__PROBLEM DESCRIPTION__.
Report, as a bare number, how many lines contain the string "Registry".

==== SUPPLIED RECORDS ====

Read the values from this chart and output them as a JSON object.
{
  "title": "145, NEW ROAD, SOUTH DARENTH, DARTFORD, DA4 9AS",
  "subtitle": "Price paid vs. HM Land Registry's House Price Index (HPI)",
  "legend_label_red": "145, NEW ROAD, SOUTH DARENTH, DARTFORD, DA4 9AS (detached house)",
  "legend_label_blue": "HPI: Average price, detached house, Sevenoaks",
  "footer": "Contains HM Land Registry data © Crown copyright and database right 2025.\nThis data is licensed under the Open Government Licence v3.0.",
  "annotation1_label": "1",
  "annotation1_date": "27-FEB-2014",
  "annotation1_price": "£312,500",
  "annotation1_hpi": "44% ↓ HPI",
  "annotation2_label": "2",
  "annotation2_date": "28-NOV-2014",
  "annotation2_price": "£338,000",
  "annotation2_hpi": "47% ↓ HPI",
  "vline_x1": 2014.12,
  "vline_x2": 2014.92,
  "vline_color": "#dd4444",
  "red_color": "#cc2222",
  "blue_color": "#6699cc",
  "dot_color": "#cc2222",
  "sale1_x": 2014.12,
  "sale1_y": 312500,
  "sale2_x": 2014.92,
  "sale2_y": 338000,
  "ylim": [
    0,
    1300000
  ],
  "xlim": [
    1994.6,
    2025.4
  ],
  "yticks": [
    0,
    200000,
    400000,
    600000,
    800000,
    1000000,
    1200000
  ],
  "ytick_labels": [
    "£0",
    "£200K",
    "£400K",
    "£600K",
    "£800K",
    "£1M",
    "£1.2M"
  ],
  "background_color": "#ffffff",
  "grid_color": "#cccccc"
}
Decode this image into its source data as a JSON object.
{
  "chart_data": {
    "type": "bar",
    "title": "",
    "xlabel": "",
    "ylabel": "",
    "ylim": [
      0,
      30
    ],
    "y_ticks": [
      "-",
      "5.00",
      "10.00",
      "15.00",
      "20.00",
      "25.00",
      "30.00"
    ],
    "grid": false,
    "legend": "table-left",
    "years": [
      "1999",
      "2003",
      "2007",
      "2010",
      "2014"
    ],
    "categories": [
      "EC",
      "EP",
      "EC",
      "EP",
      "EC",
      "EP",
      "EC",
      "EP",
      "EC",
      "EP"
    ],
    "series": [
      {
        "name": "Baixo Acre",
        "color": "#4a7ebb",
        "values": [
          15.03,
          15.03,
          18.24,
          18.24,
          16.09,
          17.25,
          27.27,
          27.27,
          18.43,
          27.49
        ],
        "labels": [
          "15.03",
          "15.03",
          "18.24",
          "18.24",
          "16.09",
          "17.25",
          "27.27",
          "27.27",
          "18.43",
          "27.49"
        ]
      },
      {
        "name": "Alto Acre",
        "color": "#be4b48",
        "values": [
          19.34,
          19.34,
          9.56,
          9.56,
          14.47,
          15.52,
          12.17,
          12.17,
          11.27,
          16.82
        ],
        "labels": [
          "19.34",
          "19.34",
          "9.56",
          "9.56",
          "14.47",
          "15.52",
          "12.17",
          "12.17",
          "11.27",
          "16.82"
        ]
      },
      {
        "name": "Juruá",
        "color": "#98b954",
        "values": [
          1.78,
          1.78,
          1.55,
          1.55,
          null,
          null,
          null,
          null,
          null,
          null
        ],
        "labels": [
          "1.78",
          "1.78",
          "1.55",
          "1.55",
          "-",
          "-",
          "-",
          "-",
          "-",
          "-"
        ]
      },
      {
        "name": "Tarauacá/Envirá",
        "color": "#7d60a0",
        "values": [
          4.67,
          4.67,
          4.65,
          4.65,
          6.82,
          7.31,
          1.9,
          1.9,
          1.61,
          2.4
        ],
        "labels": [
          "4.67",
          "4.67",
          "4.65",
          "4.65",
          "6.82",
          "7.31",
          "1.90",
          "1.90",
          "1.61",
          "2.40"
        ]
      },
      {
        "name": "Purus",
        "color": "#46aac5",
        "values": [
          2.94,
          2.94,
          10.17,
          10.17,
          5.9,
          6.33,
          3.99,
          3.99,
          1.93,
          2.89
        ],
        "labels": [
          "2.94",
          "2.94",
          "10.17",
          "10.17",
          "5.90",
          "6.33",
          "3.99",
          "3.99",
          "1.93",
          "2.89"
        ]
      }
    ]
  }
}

====

__EXERCISE RESULT__.
2